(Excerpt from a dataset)
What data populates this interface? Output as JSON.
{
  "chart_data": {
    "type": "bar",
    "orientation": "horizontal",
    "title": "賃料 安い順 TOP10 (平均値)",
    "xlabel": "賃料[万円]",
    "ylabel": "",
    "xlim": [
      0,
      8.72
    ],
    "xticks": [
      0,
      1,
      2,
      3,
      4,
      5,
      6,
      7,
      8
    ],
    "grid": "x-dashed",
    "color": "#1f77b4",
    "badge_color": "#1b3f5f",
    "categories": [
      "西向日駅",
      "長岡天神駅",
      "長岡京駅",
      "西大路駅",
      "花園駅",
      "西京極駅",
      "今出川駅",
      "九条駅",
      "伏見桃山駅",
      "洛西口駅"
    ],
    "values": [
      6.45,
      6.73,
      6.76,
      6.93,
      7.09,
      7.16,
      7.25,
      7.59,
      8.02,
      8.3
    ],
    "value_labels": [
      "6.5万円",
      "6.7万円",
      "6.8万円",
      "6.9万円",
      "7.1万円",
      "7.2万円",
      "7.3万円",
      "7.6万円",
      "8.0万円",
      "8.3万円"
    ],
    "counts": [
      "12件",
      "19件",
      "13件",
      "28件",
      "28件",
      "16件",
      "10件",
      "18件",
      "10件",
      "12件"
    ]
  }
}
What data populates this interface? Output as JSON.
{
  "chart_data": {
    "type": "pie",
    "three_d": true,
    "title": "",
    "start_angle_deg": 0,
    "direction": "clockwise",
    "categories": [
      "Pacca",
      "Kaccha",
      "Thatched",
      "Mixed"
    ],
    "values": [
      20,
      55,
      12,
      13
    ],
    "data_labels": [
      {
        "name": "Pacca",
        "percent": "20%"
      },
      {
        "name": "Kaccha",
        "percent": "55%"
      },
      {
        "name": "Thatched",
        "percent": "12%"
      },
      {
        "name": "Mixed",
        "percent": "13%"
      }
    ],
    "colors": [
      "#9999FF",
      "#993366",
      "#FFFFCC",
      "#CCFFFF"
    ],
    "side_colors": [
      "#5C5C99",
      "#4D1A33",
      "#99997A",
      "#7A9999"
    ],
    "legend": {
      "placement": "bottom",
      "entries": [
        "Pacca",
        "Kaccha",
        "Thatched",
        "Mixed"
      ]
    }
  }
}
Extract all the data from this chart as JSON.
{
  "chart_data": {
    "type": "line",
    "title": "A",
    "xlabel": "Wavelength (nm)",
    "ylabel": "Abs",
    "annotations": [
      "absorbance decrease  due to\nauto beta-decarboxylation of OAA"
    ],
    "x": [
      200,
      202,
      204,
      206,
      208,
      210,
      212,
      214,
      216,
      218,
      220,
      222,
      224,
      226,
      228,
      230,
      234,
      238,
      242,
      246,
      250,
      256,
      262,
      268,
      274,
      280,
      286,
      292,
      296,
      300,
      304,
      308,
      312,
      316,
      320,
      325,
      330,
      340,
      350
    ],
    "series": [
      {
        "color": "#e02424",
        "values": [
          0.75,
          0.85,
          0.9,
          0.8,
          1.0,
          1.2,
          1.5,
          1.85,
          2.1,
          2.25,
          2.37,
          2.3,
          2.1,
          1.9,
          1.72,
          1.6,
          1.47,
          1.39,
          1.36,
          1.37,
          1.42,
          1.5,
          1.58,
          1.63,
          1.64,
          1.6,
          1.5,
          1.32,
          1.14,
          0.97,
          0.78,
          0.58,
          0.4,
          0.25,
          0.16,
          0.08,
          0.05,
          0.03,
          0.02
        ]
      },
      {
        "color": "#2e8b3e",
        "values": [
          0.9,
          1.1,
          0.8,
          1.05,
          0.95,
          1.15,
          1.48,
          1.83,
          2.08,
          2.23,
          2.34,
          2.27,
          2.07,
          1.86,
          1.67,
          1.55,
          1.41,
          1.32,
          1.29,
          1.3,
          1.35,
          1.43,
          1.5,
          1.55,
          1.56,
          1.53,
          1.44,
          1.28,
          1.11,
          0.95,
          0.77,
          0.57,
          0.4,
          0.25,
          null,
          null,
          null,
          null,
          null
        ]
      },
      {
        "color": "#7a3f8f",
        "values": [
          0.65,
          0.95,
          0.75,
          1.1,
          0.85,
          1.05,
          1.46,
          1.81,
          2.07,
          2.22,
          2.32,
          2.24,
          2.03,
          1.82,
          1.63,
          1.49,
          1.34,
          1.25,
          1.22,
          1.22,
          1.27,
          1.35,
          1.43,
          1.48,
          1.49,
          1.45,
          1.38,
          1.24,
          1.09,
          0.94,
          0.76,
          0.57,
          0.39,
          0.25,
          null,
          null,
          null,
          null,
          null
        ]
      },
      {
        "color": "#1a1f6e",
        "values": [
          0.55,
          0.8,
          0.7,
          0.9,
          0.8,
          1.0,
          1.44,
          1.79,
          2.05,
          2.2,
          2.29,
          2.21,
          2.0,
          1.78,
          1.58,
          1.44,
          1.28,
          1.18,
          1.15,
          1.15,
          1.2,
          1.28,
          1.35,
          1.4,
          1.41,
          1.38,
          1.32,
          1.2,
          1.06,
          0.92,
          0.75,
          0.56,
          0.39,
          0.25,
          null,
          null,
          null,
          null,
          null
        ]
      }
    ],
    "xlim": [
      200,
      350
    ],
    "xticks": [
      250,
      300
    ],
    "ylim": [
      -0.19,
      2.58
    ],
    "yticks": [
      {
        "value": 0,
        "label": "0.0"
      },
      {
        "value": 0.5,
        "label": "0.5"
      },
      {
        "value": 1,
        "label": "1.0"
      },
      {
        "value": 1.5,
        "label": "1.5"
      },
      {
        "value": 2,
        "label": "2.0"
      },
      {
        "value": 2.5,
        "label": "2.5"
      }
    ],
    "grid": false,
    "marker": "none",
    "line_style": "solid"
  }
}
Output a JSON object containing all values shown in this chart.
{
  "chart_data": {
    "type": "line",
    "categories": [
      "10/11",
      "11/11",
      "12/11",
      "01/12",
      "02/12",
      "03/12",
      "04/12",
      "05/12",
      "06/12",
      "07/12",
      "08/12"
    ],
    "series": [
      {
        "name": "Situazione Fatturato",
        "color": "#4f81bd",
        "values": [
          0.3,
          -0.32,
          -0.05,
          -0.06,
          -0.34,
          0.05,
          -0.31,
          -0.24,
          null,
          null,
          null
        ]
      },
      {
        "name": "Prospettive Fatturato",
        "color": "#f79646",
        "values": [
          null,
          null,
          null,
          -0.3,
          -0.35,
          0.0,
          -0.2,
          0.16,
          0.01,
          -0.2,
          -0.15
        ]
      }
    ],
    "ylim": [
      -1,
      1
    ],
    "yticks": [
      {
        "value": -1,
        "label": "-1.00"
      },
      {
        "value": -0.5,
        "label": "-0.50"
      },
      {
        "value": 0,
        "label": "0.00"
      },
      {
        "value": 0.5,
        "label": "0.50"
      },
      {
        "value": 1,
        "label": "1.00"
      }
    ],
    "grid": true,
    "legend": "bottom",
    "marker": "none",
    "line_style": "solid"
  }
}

◆ Exercise description:
Search the lines above for the string "this" and copy each line that has it.

◆ Task result:
What data populates this interface? Output as JSON.
What data populates this interface? Output as JSON.
Extract all the data from this chart as JSON.
Output a JSON object containing all values shown in this chart.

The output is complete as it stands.